═════ MATERIAL FOR THIS TASK ═════

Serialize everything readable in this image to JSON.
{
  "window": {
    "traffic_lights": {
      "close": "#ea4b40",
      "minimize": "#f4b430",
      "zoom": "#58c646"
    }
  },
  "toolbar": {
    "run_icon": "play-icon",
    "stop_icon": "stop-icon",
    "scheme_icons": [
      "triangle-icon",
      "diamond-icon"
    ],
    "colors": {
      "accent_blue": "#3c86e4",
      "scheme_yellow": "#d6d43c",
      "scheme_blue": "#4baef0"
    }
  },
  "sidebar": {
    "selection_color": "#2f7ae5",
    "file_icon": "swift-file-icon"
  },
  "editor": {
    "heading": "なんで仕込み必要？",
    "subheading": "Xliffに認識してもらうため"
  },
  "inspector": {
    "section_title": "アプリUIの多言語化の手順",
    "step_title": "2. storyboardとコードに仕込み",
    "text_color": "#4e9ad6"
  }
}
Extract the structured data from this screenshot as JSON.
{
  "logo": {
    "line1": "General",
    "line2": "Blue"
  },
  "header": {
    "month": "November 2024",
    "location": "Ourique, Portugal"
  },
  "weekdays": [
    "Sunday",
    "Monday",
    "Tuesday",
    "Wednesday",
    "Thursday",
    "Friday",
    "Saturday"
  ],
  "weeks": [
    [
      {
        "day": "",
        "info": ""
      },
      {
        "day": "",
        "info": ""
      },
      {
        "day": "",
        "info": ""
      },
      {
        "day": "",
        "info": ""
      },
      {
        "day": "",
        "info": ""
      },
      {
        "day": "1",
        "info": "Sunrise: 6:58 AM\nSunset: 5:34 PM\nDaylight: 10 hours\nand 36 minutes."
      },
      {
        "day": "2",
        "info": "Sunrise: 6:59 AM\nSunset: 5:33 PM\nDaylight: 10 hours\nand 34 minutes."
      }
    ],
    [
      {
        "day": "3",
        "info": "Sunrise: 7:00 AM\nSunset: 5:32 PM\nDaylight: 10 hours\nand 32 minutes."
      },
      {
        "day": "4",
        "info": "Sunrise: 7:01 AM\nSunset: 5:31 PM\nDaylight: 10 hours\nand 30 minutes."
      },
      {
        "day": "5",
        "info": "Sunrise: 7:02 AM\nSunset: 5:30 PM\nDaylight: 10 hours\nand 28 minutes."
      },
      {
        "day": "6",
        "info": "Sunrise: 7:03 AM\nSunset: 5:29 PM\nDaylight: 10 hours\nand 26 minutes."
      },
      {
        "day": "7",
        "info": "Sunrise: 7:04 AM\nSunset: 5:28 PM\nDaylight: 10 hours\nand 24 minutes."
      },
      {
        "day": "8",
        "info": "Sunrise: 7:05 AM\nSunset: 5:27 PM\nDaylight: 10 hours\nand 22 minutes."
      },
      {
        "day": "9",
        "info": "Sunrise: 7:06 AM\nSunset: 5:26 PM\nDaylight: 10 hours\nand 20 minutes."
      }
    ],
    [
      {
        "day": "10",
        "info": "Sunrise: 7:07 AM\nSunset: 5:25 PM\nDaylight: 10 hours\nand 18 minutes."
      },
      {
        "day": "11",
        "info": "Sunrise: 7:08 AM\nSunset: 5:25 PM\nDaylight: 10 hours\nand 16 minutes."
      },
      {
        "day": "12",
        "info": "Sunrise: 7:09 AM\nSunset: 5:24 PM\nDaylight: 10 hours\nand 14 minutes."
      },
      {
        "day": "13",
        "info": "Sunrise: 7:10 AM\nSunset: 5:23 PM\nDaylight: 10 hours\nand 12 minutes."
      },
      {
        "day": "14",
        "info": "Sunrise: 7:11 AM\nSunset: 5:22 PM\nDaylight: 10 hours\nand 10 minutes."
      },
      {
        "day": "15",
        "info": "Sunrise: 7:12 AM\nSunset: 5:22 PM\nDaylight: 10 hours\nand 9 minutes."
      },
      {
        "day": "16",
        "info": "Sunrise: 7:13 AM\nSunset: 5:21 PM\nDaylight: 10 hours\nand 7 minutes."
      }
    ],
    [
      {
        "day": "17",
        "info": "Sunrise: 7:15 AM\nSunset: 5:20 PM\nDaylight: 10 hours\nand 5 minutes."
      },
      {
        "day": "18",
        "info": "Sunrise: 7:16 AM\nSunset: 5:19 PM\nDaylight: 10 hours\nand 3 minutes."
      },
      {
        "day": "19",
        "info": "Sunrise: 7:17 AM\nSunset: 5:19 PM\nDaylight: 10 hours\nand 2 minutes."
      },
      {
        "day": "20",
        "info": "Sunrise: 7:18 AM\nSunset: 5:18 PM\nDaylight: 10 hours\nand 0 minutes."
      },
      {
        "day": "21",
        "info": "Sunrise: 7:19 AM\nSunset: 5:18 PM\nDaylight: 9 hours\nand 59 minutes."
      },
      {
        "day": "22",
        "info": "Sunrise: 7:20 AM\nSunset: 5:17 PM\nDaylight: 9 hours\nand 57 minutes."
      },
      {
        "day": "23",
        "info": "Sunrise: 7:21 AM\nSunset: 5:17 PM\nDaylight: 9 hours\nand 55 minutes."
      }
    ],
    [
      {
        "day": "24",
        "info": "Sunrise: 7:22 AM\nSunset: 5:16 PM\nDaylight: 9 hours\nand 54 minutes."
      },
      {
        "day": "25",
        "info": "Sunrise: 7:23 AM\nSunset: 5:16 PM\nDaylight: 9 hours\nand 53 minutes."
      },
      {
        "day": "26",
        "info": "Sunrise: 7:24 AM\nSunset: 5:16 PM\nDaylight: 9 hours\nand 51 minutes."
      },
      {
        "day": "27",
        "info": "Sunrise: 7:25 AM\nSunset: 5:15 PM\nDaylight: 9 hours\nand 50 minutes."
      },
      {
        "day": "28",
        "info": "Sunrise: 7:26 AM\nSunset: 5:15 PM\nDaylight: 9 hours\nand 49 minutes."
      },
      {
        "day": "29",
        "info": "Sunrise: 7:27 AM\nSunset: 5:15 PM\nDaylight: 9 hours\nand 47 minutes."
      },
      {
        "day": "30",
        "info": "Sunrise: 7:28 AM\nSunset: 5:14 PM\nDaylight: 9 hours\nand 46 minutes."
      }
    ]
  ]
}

═════

# WHAT YOU ARE ASKED TO DO:
Show each line holding the word "JSON".

# COMPLETED TASK:
Serialize everything readable in this image to JSON.
Extract the structured data from this screenshot as JSON.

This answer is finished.